Goal ▸ Scan the material and copy every line in which "name" appears.

[Data items]

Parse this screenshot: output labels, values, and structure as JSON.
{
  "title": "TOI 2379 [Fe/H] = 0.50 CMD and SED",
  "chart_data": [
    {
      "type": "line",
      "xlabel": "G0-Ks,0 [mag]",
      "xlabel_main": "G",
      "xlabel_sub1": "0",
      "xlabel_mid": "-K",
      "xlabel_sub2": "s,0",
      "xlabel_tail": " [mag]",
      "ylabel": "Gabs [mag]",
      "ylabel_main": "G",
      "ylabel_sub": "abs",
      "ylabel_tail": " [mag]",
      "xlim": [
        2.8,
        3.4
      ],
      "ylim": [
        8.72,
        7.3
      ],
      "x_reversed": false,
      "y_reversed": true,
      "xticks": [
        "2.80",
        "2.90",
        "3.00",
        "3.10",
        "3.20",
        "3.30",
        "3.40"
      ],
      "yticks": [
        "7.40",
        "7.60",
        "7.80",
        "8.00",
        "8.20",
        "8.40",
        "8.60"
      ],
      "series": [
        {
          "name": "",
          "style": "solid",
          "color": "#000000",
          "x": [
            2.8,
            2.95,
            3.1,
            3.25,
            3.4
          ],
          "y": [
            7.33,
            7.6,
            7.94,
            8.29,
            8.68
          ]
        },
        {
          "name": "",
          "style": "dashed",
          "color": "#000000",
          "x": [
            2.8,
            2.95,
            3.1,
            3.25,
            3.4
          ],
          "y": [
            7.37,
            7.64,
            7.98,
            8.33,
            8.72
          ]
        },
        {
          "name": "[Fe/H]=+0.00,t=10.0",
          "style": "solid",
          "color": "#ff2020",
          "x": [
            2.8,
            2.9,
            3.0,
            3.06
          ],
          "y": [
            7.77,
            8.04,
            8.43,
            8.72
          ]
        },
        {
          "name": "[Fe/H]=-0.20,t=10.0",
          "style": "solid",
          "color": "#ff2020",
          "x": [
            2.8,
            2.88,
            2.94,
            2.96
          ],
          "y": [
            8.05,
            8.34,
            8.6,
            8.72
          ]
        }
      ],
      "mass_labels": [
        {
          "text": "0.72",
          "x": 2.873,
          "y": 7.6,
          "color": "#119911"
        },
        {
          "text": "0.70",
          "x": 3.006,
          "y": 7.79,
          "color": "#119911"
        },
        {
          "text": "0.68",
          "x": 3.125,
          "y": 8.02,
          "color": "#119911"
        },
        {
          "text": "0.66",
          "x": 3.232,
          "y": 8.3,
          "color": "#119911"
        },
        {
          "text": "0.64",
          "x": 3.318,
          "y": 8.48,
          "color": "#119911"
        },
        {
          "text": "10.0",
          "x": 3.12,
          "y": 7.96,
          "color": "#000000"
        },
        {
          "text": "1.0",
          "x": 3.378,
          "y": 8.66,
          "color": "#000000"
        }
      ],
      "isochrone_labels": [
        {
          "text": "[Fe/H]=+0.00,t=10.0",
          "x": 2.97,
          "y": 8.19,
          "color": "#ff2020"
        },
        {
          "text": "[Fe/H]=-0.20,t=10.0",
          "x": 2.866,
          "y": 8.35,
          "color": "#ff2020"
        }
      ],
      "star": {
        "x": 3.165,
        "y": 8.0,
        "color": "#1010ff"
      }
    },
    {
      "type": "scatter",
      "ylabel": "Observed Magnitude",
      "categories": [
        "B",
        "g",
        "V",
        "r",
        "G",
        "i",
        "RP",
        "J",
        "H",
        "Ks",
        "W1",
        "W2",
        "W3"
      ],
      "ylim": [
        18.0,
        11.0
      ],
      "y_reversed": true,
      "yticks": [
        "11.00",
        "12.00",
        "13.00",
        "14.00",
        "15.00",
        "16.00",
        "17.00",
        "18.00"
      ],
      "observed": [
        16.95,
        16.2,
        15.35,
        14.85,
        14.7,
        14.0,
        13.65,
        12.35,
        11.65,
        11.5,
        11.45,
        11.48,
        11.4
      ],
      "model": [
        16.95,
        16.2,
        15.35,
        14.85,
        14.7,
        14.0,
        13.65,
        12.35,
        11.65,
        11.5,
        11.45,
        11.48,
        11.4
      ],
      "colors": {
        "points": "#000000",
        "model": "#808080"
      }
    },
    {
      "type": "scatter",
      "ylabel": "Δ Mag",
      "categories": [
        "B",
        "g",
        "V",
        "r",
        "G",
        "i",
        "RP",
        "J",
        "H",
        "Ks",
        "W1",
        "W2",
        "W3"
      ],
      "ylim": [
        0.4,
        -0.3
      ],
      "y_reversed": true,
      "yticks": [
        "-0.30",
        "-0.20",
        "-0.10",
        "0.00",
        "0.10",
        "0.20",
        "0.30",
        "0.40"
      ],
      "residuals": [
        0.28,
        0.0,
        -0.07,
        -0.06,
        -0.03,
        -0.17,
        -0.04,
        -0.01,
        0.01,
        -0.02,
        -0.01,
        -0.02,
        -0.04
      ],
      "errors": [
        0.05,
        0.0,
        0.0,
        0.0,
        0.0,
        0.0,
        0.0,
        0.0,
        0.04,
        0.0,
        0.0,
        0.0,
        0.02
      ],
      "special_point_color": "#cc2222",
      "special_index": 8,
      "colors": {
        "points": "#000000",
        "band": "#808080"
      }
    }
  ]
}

Final result ▸
          "name": "",
          "name": "",
          "name": "[Fe/H]=+0.00,t=10.0",
          "name": "[Fe/H]=-0.20,t=10.0",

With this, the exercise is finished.